[YOUR TASK]
Go through the data below. Pull out every line that has the word "background".

[DATA EXTRACT]
>> start
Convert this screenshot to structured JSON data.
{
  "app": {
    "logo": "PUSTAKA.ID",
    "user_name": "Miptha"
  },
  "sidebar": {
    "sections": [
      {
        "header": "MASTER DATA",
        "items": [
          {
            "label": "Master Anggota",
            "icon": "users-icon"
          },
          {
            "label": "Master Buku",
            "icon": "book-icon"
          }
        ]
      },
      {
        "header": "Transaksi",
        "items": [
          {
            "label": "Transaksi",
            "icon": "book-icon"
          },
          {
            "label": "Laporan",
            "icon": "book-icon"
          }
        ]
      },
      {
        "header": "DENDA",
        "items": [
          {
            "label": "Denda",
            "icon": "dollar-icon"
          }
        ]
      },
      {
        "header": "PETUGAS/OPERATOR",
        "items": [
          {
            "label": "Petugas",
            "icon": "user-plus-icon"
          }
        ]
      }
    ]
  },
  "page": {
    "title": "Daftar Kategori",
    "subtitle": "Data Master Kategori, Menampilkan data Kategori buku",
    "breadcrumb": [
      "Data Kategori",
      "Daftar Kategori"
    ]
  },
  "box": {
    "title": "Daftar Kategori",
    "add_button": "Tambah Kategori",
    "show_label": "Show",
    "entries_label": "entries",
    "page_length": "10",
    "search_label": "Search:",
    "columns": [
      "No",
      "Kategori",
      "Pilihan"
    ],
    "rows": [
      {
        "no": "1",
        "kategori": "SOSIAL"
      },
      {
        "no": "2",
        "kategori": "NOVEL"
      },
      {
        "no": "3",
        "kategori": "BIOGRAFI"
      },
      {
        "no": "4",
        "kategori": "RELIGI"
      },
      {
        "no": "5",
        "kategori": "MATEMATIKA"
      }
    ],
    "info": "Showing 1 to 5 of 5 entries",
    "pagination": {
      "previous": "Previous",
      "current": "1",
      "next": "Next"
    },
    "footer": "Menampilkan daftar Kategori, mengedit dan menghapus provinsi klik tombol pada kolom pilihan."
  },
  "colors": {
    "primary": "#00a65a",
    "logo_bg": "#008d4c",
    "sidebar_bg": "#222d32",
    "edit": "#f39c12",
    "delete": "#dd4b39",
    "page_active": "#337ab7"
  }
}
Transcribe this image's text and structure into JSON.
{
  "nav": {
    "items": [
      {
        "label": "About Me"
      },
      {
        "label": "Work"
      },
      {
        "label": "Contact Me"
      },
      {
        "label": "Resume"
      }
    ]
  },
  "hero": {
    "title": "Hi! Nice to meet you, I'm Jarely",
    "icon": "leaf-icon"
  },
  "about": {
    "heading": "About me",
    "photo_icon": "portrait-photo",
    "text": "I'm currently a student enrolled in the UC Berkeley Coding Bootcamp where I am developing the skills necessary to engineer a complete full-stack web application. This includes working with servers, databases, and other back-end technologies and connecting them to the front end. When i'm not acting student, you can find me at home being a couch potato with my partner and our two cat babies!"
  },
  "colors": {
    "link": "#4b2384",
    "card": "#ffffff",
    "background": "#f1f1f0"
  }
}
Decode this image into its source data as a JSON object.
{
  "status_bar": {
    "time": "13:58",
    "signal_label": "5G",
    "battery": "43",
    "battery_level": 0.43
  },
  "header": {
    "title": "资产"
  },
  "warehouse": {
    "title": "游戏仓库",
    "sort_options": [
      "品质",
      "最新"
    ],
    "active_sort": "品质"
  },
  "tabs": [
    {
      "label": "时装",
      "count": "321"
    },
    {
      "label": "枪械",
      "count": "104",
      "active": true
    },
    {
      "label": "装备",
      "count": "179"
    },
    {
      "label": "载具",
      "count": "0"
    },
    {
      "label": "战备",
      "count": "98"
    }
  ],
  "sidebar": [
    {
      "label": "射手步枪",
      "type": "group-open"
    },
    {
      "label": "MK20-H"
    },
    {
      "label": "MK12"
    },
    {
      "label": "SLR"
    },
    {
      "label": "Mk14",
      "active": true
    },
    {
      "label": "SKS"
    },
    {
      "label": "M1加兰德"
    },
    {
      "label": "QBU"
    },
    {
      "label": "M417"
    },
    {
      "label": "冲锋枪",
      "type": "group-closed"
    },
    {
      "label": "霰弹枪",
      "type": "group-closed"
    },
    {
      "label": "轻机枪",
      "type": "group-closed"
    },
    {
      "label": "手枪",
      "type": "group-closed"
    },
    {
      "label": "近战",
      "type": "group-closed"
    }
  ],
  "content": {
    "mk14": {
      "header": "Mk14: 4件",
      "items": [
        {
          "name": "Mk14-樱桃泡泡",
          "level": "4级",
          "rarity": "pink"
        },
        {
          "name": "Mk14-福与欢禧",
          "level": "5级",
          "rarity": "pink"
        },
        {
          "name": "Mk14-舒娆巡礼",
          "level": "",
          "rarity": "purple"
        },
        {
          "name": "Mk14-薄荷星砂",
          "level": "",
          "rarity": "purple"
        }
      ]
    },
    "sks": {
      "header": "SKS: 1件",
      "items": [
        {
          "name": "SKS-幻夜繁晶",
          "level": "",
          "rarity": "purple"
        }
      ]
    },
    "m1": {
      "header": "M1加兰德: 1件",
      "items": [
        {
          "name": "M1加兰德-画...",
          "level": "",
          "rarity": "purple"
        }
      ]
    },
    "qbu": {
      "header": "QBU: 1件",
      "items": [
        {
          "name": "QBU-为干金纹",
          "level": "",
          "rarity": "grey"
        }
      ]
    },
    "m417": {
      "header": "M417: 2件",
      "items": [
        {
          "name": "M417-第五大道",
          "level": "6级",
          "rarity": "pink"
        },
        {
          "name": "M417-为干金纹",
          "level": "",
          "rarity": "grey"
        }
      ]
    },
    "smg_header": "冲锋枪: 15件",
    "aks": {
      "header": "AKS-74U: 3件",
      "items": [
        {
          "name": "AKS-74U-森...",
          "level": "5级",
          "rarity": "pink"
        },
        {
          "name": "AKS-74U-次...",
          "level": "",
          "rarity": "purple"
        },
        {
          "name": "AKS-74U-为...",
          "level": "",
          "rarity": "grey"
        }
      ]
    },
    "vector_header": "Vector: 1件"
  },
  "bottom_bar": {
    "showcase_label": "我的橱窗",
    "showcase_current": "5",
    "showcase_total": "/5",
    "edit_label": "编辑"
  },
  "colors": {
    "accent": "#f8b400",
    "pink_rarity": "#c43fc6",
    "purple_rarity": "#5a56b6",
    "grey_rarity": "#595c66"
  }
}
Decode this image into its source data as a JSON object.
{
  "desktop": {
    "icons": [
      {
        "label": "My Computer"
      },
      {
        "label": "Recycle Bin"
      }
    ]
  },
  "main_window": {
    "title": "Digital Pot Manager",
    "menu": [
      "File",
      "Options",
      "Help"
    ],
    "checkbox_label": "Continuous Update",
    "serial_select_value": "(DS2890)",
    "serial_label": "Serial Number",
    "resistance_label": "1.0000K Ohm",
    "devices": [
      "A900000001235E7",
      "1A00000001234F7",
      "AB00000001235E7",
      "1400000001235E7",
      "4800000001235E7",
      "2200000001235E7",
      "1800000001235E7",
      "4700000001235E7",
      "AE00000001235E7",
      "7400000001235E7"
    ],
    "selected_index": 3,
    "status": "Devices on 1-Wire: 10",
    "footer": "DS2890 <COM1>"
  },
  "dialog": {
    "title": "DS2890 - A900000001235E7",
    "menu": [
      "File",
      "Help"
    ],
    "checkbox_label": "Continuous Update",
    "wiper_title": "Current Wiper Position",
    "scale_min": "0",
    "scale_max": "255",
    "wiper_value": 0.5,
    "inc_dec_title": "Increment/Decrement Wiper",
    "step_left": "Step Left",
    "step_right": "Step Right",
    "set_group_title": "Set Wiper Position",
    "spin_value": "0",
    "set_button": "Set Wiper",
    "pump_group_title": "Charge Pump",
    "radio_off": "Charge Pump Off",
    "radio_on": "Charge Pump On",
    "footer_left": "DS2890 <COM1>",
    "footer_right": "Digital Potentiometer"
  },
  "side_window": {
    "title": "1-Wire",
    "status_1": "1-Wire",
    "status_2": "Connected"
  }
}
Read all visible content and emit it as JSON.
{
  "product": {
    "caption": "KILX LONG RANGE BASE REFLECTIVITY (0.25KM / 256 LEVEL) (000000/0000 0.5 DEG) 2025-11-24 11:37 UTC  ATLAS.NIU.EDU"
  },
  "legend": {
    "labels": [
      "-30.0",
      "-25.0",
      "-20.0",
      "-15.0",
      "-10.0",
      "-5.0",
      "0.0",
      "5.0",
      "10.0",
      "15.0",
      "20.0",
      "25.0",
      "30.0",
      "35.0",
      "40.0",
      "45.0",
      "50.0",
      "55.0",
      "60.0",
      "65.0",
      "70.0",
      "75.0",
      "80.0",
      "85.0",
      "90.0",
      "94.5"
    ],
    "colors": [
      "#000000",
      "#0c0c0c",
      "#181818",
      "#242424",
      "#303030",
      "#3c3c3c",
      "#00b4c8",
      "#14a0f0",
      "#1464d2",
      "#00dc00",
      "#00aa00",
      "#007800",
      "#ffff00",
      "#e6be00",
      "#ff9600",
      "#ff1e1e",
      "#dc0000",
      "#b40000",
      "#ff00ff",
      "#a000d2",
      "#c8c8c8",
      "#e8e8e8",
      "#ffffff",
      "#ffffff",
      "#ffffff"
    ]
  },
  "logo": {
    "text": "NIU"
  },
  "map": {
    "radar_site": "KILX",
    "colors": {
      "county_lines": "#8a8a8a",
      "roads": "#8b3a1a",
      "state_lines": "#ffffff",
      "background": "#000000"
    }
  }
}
>> end
[RESULT OF THE TASK]
    "background": "#f1f1f0"
      "background": "#000000"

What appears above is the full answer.